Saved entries

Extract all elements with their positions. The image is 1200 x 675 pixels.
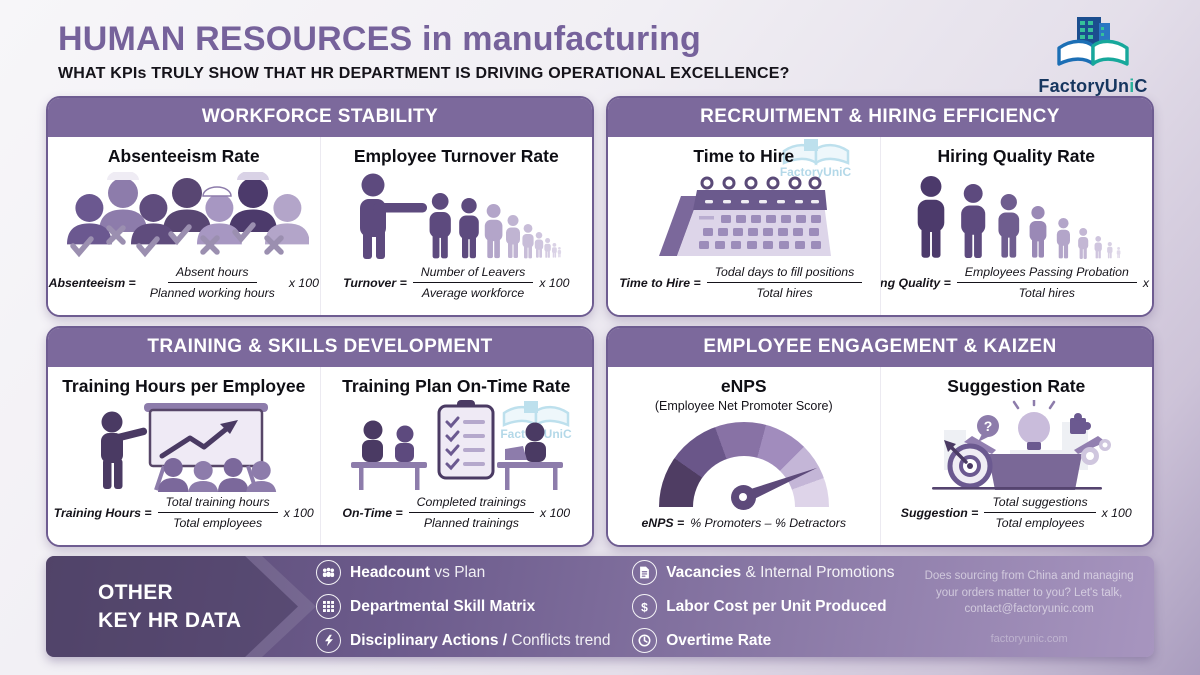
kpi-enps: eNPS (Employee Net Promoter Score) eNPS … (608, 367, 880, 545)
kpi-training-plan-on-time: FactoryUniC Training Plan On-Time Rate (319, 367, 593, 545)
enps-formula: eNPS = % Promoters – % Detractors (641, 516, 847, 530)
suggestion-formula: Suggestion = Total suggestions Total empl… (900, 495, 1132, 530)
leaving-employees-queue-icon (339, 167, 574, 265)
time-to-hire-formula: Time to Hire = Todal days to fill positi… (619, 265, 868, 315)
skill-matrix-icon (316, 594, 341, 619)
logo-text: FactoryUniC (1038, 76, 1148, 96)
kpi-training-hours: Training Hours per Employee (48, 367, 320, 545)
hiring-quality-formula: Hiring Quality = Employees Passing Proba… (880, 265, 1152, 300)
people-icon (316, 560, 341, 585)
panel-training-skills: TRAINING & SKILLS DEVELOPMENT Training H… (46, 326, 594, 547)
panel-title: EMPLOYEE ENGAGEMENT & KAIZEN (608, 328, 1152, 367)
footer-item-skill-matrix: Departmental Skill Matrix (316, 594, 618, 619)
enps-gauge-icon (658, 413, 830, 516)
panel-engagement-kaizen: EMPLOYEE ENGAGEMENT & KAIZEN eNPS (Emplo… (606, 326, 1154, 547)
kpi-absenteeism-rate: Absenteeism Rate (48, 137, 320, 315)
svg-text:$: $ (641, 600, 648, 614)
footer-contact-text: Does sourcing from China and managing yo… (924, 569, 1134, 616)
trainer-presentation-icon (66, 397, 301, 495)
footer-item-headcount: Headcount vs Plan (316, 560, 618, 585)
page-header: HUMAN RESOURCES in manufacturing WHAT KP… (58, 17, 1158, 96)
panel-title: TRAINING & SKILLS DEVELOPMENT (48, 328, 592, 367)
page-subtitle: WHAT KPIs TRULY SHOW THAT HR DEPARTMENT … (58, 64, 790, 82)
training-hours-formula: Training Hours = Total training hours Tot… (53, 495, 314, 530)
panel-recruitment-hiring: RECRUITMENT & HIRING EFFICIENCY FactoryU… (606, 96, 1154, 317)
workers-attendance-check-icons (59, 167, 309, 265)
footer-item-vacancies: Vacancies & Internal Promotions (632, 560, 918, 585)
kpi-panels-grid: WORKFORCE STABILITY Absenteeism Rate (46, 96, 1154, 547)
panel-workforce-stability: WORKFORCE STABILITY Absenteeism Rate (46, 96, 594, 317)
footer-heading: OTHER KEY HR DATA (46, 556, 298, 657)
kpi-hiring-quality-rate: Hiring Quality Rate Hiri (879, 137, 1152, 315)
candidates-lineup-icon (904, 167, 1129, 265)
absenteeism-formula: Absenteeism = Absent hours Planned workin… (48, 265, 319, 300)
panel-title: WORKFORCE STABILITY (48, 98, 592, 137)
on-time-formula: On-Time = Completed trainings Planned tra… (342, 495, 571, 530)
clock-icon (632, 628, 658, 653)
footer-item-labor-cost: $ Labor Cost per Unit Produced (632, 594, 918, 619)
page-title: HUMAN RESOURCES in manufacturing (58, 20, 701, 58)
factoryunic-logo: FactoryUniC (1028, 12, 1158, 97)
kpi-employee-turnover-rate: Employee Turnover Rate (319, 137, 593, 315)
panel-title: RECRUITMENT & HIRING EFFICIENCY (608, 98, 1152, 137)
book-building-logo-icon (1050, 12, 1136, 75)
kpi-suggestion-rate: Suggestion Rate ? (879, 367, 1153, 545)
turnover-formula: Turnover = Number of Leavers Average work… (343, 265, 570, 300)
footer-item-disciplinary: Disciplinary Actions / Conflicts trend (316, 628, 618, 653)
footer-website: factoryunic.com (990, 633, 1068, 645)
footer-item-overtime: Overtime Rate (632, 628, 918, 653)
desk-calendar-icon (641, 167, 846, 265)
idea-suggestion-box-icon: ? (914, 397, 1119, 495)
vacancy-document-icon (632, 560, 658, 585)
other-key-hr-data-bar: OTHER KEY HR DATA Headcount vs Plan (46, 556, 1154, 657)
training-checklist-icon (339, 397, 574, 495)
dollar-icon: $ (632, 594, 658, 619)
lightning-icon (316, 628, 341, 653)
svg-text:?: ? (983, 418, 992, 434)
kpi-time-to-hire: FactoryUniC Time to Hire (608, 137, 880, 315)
...
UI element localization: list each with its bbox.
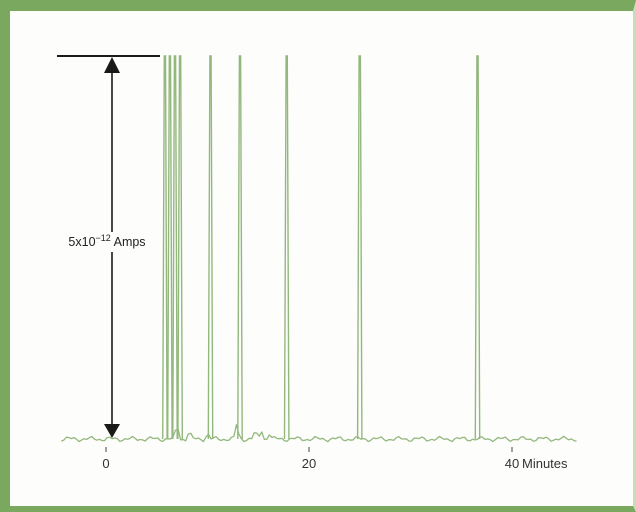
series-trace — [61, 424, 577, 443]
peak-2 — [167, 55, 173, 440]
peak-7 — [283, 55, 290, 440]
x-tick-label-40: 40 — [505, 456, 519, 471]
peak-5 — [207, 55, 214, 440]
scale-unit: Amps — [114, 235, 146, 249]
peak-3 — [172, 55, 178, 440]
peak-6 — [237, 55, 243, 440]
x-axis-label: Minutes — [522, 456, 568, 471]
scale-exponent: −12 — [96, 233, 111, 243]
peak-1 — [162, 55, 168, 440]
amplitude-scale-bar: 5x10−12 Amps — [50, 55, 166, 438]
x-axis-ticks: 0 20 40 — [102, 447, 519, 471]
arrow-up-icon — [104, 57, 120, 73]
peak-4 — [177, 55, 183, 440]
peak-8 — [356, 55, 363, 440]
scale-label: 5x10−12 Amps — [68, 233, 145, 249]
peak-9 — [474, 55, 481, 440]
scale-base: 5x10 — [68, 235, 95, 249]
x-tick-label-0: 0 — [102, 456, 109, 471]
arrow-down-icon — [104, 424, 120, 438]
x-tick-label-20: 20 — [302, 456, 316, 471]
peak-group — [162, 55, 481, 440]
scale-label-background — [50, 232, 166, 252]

▶ **WHAT TO WORK ON**
Reproduce the records starting at the line containing "UI element localization: list" and ending at the line containing "scale-label-background — [50, 232, 166, 252]", substituting "Amperes" for every "Amps" and leaving everything else unchanged. Omit the picture.

▶ **WRITTEN REPLY**
UI element localization: list each with its bbox.
series-trace — [61, 424, 577, 443]
peak-2 — [167, 55, 173, 440]
peak-7 — [283, 55, 290, 440]
x-tick-label-40: 40 — [505, 456, 519, 471]
peak-5 — [207, 55, 214, 440]
scale-unit: Amperes — [114, 235, 146, 249]
peak-3 — [172, 55, 178, 440]
peak-6 — [237, 55, 243, 440]
x-axis-label: Minutes — [522, 456, 568, 471]
scale-exponent: −12 — [96, 233, 111, 243]
peak-1 — [162, 55, 168, 440]
amplitude-scale-bar: 5x10−12 Amperes — [50, 55, 166, 438]
x-axis-ticks: 0 20 40 — [102, 447, 519, 471]
arrow-up-icon — [104, 57, 120, 73]
peak-4 — [177, 55, 183, 440]
peak-8 — [356, 55, 363, 440]
scale-label: 5x10−12 Amperes — [68, 233, 145, 249]
peak-9 — [474, 55, 481, 440]
scale-base: 5x10 — [68, 235, 95, 249]
x-tick-label-0: 0 — [102, 456, 109, 471]
arrow-down-icon — [104, 424, 120, 438]
x-tick-label-20: 20 — [302, 456, 316, 471]
peak-group — [162, 55, 481, 440]
scale-label-background — [50, 232, 166, 252]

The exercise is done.